--- Record extracts Enclosed Below ---

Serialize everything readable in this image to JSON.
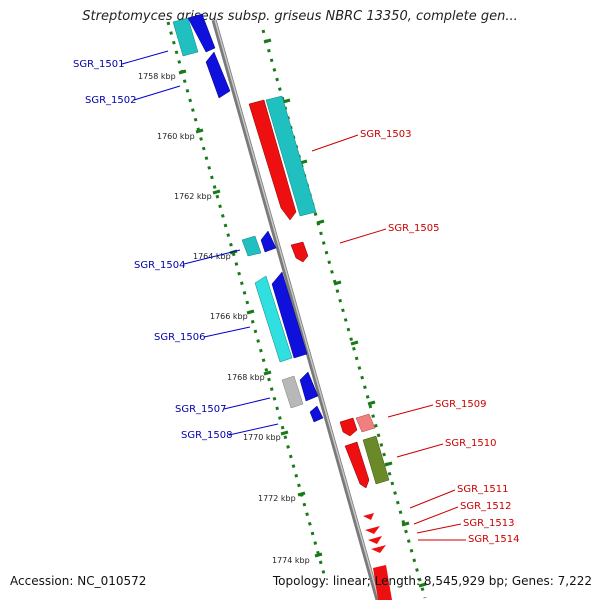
{
  "title": "Streptomyces griseus subsp. griseus NBRC 13350, complete gen...",
  "footer": {
    "accession": "Accession: NC_010572",
    "summary": "Topology: linear; Length: 8,545,929 bp; Genes: 7,222"
  },
  "colors": {
    "scale_dots": "#1a7a1a",
    "backbone": "#888888",
    "minus_strand_label": "#0000aa",
    "plus_strand_label": "#cc0000",
    "blue_gene": "#1010dd",
    "cyan_gene": "#20c0c0",
    "red_gene": "#ee1010",
    "green_gene": "#6a8a2a",
    "gray_gene": "#b8b8b8"
  },
  "scale_labels": [
    "1758 kbp",
    "1760 kbp",
    "1762 kbp",
    "1764 kbp",
    "1766 kbp",
    "1768 kbp",
    "1770 kbp",
    "1772 kbp",
    "1774 kbp"
  ],
  "left_genes": [
    "SGR_1501",
    "SGR_1502",
    "SGR_1504",
    "SGR_1506",
    "SGR_1507",
    "SGR_1508"
  ],
  "right_genes": [
    "SGR_1503",
    "SGR_1505",
    "SGR_1509",
    "SGR_1510",
    "SGR_1511",
    "SGR_1512",
    "SGR_1513",
    "SGR_1514"
  ]
}
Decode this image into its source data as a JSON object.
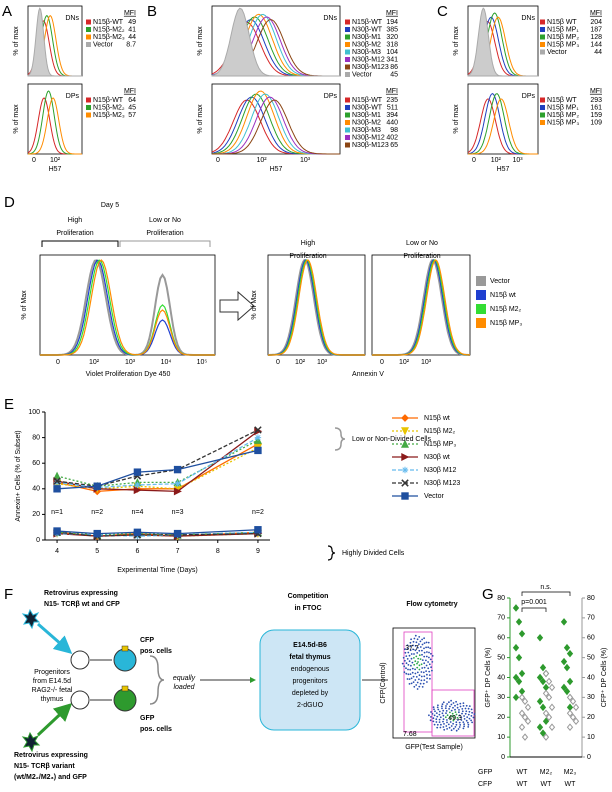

--- End of Enclosed Record extracts ---

▸ Work required
Reading through the material above, work out how many lines include "this", then state that number alone.

▸ Problem solution
2